--- start of Supplied entries ---

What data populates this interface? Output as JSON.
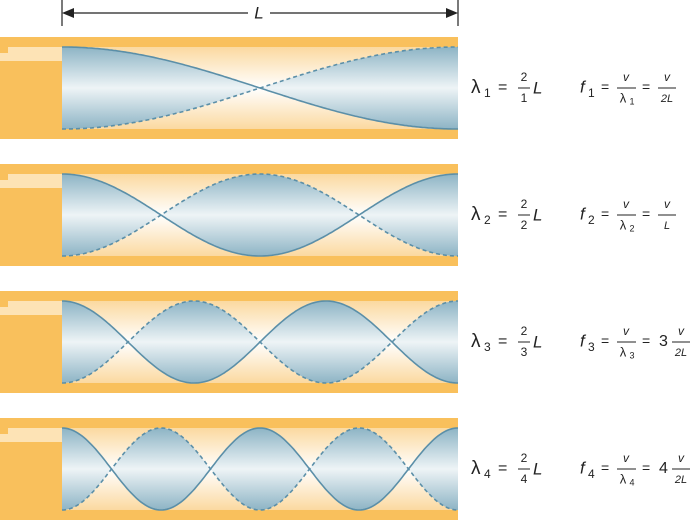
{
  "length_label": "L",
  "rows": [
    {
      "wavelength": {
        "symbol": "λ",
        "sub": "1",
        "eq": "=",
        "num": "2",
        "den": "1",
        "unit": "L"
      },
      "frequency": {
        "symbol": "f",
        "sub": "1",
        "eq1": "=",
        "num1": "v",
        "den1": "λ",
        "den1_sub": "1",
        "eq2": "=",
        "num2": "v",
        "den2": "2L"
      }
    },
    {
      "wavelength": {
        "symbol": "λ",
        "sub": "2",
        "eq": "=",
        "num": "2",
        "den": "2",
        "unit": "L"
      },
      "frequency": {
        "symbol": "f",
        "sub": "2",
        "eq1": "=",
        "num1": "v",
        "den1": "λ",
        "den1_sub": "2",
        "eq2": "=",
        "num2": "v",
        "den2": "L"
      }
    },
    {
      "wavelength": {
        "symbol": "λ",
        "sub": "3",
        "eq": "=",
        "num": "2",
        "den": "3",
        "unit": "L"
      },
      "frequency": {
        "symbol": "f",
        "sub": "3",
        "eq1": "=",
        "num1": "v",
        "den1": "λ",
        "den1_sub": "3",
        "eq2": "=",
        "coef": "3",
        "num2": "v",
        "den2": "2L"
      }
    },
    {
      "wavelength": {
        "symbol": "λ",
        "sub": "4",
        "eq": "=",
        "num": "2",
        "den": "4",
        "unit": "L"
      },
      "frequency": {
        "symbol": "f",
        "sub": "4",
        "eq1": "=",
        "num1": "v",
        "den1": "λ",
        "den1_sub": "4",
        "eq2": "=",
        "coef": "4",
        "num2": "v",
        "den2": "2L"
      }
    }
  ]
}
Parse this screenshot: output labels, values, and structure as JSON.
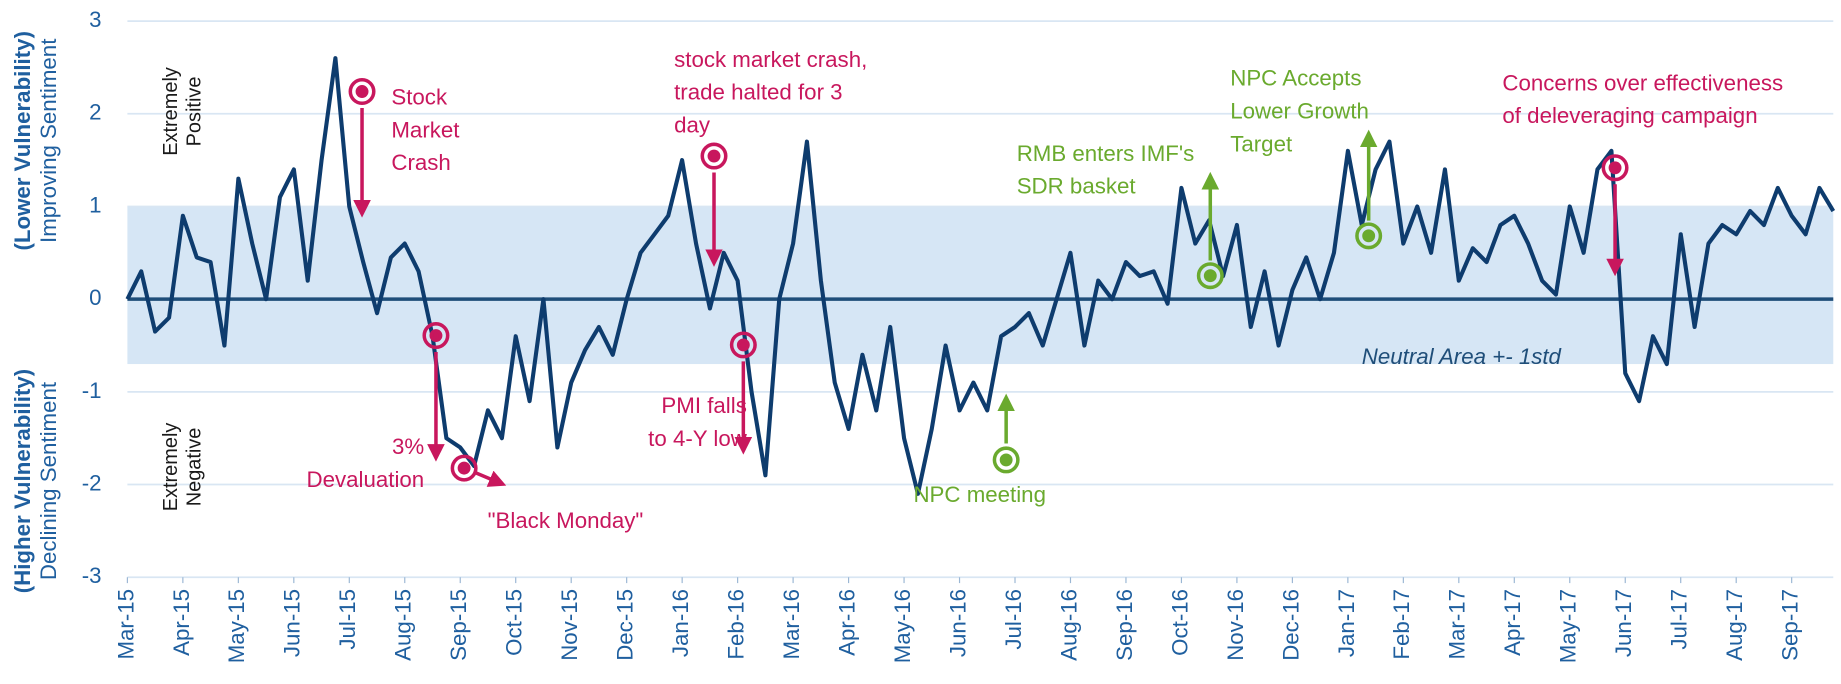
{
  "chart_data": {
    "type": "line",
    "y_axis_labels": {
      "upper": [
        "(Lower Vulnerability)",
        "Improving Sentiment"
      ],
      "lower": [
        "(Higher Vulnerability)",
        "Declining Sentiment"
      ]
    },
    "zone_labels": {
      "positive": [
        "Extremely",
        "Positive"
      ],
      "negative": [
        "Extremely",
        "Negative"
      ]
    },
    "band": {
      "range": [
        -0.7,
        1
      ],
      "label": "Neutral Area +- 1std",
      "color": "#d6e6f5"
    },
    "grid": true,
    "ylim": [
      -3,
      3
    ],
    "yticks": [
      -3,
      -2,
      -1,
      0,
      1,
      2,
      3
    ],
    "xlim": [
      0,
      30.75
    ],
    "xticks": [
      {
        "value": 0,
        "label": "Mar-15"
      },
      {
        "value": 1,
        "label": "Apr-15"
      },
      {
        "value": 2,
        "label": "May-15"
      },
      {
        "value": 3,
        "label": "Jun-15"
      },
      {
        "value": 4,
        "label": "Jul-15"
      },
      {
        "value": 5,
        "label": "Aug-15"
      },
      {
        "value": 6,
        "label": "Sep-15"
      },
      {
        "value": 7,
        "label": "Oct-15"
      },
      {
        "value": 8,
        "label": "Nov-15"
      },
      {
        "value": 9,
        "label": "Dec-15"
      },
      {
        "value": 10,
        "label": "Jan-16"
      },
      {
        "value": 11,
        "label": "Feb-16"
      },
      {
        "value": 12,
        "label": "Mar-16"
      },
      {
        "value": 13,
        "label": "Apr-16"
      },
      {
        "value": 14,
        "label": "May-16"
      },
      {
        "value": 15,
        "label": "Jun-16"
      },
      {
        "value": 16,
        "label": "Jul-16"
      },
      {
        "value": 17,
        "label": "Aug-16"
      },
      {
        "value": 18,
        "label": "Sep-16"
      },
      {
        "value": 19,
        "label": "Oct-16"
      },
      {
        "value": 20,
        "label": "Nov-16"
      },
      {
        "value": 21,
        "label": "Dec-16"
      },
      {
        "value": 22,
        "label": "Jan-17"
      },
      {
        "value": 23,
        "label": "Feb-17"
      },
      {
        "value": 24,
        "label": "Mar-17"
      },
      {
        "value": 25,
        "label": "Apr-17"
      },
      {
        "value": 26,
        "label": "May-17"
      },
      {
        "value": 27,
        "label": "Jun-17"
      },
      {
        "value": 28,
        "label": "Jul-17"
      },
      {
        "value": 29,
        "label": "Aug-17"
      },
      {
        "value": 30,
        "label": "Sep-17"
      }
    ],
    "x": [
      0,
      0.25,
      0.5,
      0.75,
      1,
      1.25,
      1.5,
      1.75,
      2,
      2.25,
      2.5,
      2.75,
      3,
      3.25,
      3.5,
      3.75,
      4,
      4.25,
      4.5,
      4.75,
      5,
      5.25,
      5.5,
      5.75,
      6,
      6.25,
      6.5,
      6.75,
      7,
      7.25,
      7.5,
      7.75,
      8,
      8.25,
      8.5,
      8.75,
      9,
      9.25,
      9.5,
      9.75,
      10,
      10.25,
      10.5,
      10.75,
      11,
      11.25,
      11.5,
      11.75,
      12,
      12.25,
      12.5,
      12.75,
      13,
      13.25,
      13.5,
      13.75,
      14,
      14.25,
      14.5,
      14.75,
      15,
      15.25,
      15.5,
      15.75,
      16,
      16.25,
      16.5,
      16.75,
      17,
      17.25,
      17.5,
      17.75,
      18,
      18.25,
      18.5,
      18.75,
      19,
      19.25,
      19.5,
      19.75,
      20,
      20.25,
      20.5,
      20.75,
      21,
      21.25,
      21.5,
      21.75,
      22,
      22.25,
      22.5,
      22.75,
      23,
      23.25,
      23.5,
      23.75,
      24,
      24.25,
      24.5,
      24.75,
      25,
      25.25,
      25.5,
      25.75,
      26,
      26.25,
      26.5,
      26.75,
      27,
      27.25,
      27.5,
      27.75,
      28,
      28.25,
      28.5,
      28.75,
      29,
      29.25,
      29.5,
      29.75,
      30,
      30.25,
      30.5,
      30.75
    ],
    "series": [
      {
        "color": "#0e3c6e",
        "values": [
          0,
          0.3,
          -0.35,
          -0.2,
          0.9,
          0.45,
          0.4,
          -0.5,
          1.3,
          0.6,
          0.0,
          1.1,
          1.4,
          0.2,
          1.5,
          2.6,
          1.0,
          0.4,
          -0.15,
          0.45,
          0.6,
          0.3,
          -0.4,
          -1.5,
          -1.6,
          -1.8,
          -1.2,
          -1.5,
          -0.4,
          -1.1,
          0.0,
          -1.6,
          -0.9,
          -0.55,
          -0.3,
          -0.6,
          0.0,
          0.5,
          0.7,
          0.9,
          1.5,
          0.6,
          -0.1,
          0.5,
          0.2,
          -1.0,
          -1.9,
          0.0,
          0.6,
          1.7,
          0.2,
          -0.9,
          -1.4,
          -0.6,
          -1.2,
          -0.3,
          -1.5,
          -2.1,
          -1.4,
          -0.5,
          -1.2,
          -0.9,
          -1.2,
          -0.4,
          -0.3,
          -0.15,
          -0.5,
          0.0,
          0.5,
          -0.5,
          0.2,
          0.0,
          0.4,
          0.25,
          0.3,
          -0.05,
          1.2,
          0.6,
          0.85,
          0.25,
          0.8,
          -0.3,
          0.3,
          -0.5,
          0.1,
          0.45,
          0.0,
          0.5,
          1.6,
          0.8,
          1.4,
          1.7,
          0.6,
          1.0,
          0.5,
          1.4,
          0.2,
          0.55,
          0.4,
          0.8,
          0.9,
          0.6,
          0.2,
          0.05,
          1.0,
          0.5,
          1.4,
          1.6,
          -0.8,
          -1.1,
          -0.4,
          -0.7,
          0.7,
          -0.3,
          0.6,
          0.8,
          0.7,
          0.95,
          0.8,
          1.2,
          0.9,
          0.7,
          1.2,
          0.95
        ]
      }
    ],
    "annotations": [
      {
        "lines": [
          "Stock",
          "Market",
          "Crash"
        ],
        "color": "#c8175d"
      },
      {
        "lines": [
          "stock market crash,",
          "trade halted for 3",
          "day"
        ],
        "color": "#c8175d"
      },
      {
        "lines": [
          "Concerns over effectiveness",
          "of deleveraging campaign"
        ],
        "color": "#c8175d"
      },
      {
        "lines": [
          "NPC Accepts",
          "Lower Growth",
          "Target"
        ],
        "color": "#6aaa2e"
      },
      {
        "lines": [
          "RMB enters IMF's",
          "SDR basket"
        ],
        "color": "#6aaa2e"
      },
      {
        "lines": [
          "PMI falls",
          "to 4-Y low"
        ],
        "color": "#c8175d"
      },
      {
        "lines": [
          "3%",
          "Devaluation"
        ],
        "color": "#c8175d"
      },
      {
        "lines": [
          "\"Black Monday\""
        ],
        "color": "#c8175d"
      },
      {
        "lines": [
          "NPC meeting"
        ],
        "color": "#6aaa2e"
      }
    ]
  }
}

--- end of Supplied entries ---

## Written exercise
Copy out all lines above that include the string "Sentiment".

## Final answer
        "Improving Sentiment"
        "Declining Sentiment"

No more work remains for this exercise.